- **EXERCISE AIM**
The entries that follow need to be printed exactly as they are, minus any pictures.
START MATERIAL SUPPLIED
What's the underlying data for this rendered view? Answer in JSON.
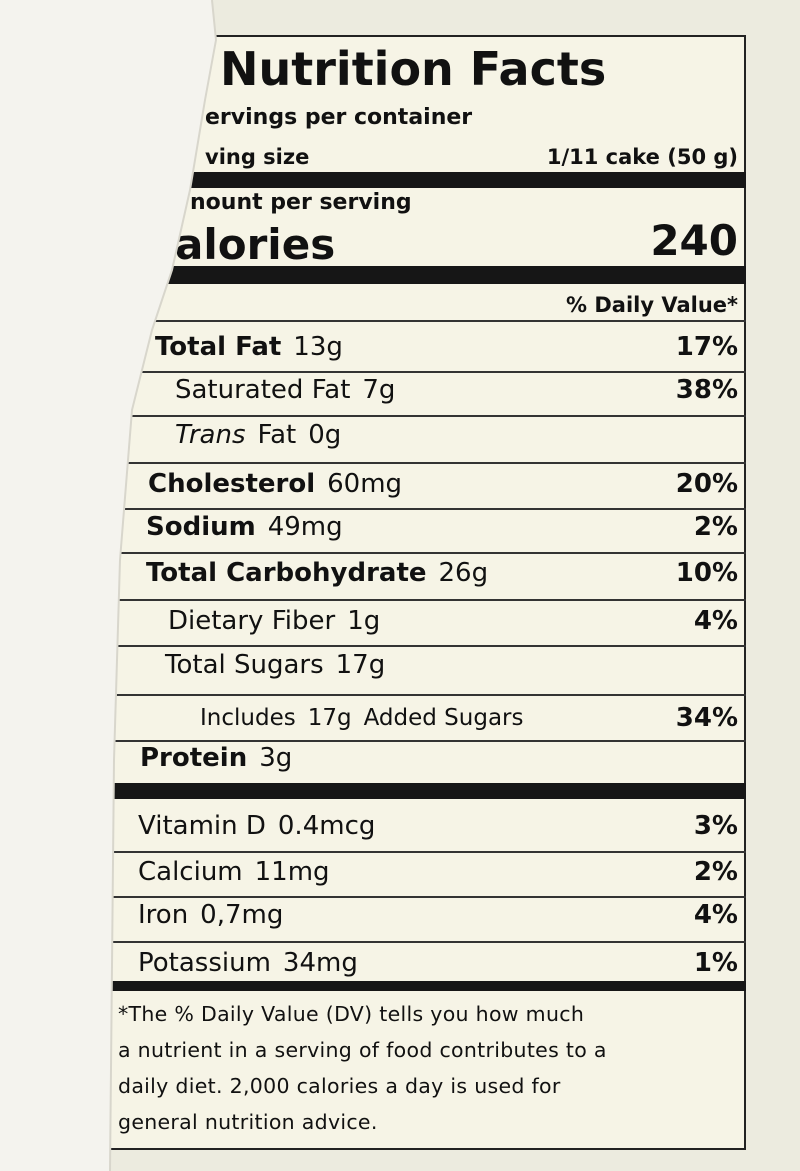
{
  "header": {
    "title": "Nutrition Facts",
    "servings": "ervings per container",
    "serving_size_label": "ving size",
    "serving_size": "1/11 cake (50 g)"
  },
  "calories": {
    "amount_label": "nount per serving",
    "label": "alories",
    "value": "240"
  },
  "dv_header": "% Daily Value*",
  "nutrients": [
    {
      "name": "Total Fat",
      "amount": "13g",
      "dv": "17%"
    },
    {
      "name": "Saturated Fat",
      "amount": "7g",
      "dv": "38%"
    },
    {
      "name_italic": "Trans",
      "name": "Fat",
      "amount": "0g"
    },
    {
      "name": "Cholesterol",
      "amount": "60mg",
      "dv": "20%"
    },
    {
      "name": "Sodium",
      "amount": "49mg",
      "dv": "2%"
    },
    {
      "name": "Total Carbohydrate",
      "amount": "26g",
      "dv": "10%"
    },
    {
      "name": "Dietary Fiber",
      "amount": "1g",
      "dv": "4%"
    },
    {
      "name": "Total Sugars",
      "amount": "17g"
    },
    {
      "name": "Includes",
      "amount": "17g",
      "name_after": "Added Sugars",
      "dv": "34%"
    },
    {
      "name": "Protein",
      "amount": "3g"
    }
  ],
  "vitamins": [
    {
      "name": "Vitamin D",
      "amount": "0.4mcg",
      "dv": "3%"
    },
    {
      "name": "Calcium",
      "amount": "11mg",
      "dv": "2%"
    },
    {
      "name": "Iron",
      "amount": "0,7mg",
      "dv": "4%"
    },
    {
      "name": "Potassium",
      "amount": "34mg",
      "dv": "1%"
    }
  ],
  "footnote": [
    "*The % Daily Value (DV) tells you how much",
    "a nutrient in a serving of food contributes to a",
    "daily diet. 2,000 calories a day is used for",
    "general nutrition advice."
  ]
}
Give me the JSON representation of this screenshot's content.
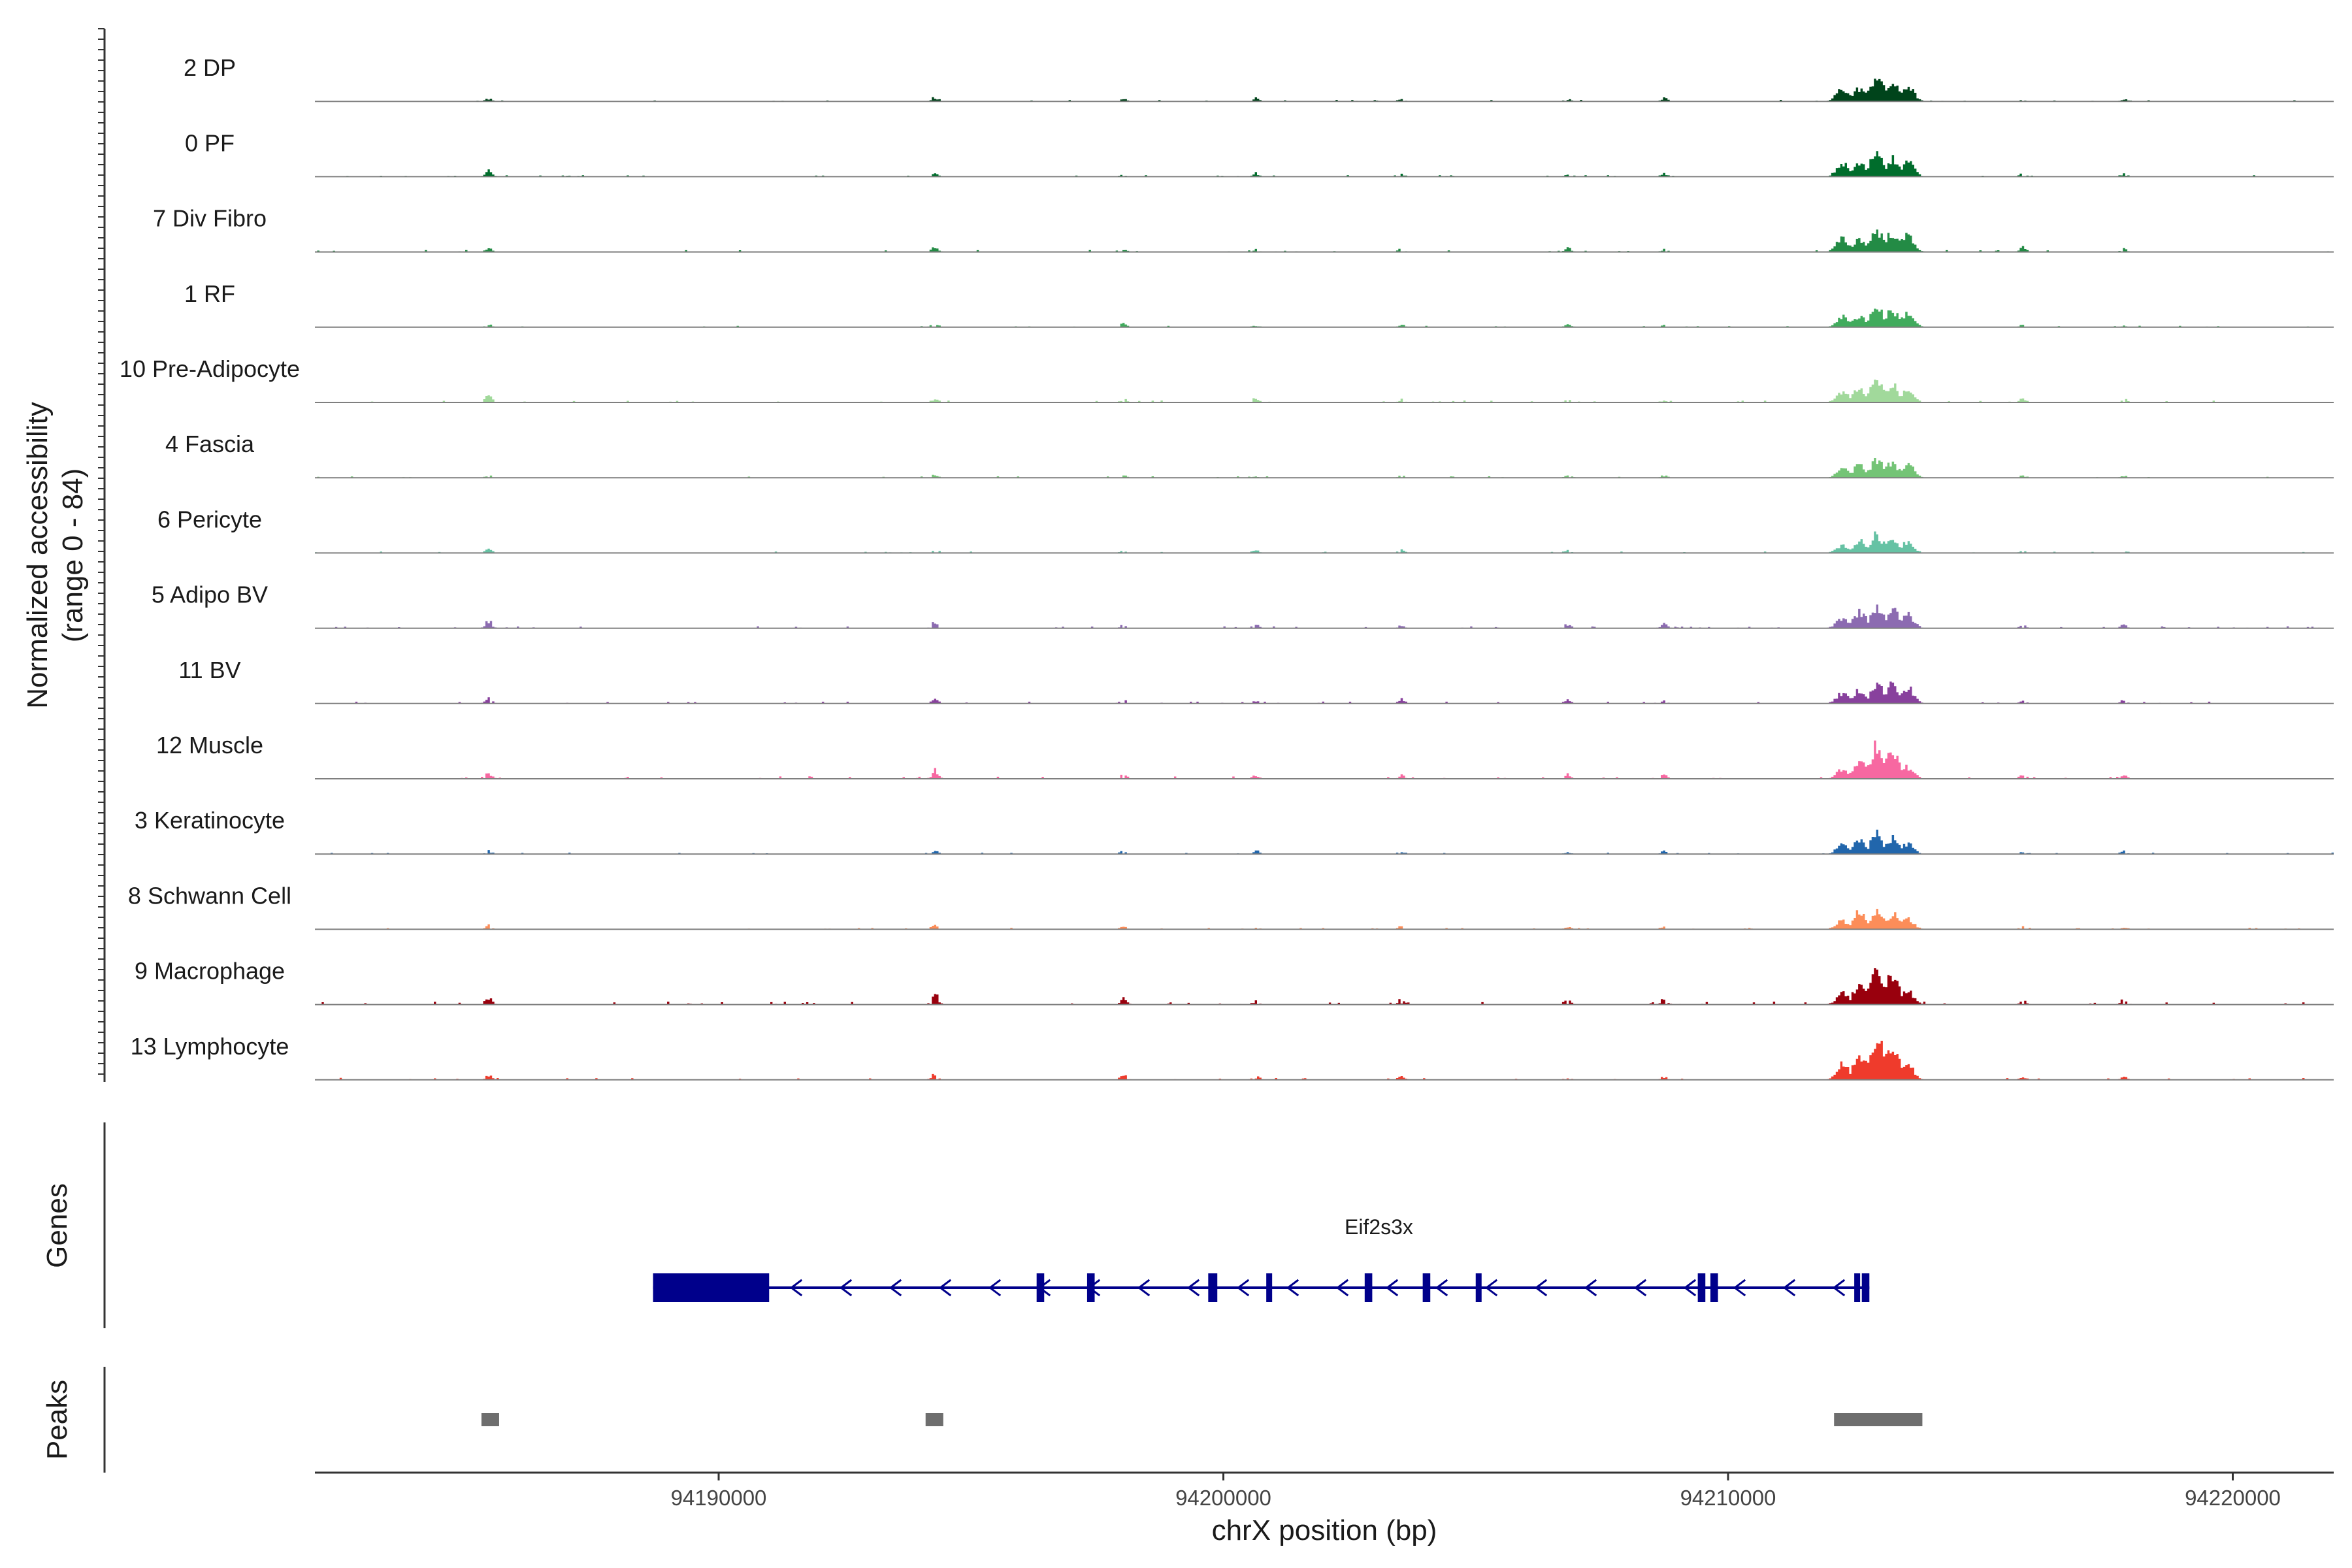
END MATERIAL SUPPLIED
- **REPLY**
What's the underlying data for this rendered view? Answer in JSON.
{
  "header": {
    "title": "Nutrition Facts",
    "servings": "ervings per container",
    "serving_size_label": "ving size",
    "serving_size": "1/11 cake (50 g)"
  },
  "calories": {
    "amount_label": "nount per serving",
    "label": "alories",
    "value": "240"
  },
  "dv_header": "% Daily Value*",
  "nutrients": [
    {
      "name": "Total Fat",
      "amount": "13g",
      "dv": "17%"
    },
    {
      "name": "Saturated Fat",
      "amount": "7g",
      "dv": "38%"
    },
    {
      "name_italic": "Trans",
      "name": "Fat",
      "amount": "0g"
    },
    {
      "name": "Cholesterol",
      "amount": "60mg",
      "dv": "20%"
    },
    {
      "name": "Sodium",
      "amount": "49mg",
      "dv": "2%"
    },
    {
      "name": "Total Carbohydrate",
      "amount": "26g",
      "dv": "10%"
    },
    {
      "name": "Dietary Fiber",
      "amount": "1g",
      "dv": "4%"
    },
    {
      "name": "Total Sugars",
      "amount": "17g"
    },
    {
      "name": "Includes",
      "amount": "17g",
      "name_after": "Added Sugars",
      "dv": "34%"
    },
    {
      "name": "Protein",
      "amount": "3g"
    }
  ],
  "vitamins": [
    {
      "name": "Vitamin D",
      "amount": "0.4mcg",
      "dv": "3%"
    },
    {
      "name": "Calcium",
      "amount": "11mg",
      "dv": "2%"
    },
    {
      "name": "Iron",
      "amount": "0,7mg",
      "dv": "4%"
    },
    {
      "name": "Potassium",
      "amount": "34mg",
      "dv": "1%"
    }
  ],
  "footnote": [
    "*The % Daily Value (DV) tells you how much",
    "a nutrient in a serving of food contributes to a",
    "daily diet. 2,000 calories a day is used for",
    "general nutrition advice."
  ]
}
Give me the JSON representation of this screenshot's content.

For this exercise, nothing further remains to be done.